#### Task inputs
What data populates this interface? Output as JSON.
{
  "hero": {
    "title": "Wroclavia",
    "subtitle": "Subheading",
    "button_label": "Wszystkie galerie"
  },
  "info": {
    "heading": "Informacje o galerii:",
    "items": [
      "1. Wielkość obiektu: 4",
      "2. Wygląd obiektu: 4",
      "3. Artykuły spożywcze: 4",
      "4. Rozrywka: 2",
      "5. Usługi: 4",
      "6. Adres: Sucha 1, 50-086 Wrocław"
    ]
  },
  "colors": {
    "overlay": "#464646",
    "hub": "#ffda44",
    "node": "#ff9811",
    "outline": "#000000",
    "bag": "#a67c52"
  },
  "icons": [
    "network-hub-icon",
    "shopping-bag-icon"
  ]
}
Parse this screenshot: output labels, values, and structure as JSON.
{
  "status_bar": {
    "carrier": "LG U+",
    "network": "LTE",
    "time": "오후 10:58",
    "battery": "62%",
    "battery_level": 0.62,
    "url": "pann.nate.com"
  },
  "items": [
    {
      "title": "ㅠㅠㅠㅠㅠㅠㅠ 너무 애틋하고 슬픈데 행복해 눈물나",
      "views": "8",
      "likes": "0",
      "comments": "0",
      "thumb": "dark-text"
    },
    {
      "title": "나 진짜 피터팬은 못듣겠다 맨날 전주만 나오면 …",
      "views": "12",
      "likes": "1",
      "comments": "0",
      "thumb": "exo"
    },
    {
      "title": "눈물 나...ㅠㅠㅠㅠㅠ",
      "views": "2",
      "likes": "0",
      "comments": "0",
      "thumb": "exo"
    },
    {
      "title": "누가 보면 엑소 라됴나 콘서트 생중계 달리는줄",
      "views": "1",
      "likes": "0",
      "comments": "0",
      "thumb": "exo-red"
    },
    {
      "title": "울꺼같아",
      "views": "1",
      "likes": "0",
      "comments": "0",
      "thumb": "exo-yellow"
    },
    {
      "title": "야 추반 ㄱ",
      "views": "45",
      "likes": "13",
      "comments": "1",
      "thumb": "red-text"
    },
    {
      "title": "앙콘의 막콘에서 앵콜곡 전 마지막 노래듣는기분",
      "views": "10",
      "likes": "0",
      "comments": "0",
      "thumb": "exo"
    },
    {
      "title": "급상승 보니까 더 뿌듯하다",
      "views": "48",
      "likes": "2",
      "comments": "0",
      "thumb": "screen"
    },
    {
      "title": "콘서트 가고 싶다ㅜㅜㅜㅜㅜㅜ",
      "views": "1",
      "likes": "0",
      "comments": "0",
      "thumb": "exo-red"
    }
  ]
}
########
* Description of the task
Each line of the listing should be echoed back exactly.

* Response
What data populates this interface? Output as JSON.
{
  "hero": {
    "title": "Wroclavia",
    "subtitle": "Subheading",
    "button_label": "Wszystkie galerie"
  },
  "info": {
    "heading": "Informacje o galerii:",
    "items": [
      "1. Wielkość obiektu: 4",
      "2. Wygląd obiektu: 4",
      "3. Artykuły spożywcze: 4",
      "4. Rozrywka: 2",
      "5. Usługi: 4",
      "6. Adres: Sucha 1, 50-086 Wrocław"
    ]
  },
  "colors": {
    "overlay": "#464646",
    "hub": "#ffda44",
    "node": "#ff9811",
    "outline": "#000000",
    "bag": "#a67c52"
  },
  "icons": [
    "network-hub-icon",
    "shopping-bag-icon"
  ]
}
Parse this screenshot: output labels, values, and structure as JSON.
{
  "status_bar": {
    "carrier": "LG U+",
    "network": "LTE",
    "time": "오후 10:58",
    "battery": "62%",
    "battery_level": 0.62,
    "url": "pann.nate.com"
  },
  "items": [
    {
      "title": "ㅠㅠㅠㅠㅠㅠㅠ 너무 애틋하고 슬픈데 행복해 눈물나",
      "views": "8",
      "likes": "0",
      "comments": "0",
      "thumb": "dark-text"
    },
    {
      "title": "나 진짜 피터팬은 못듣겠다 맨날 전주만 나오면 …",
      "views": "12",
      "likes": "1",
      "comments": "0",
      "thumb": "exo"
    },
    {
      "title": "눈물 나...ㅠㅠㅠㅠㅠ",
      "views": "2",
      "likes": "0",
      "comments": "0",
      "thumb": "exo"
    },
    {
      "title": "누가 보면 엑소 라됴나 콘서트 생중계 달리는줄",
      "views": "1",
      "likes": "0",
      "comments": "0",
      "thumb": "exo-red"
    },
    {
      "title": "울꺼같아",
      "views": "1",
      "likes": "0",
      "comments": "0",
      "thumb": "exo-yellow"
    },
    {
      "title": "야 추반 ㄱ",
      "views": "45",
      "likes": "13",
      "comments": "1",
      "thumb": "red-text"
    },
    {
      "title": "앙콘의 막콘에서 앵콜곡 전 마지막 노래듣는기분",
      "views": "10",
      "likes": "0",
      "comments": "0",
      "thumb": "exo"
    },
    {
      "title": "급상승 보니까 더 뿌듯하다",
      "views": "48",
      "likes": "2",
      "comments": "0",
      "thumb": "screen"
    },
    {
      "title": "콘서트 가고 싶다ㅜㅜㅜㅜㅜㅜ",
      "views": "1",
      "likes": "0",
      "comments": "0",
      "thumb": "exo-red"
    }
  ]
}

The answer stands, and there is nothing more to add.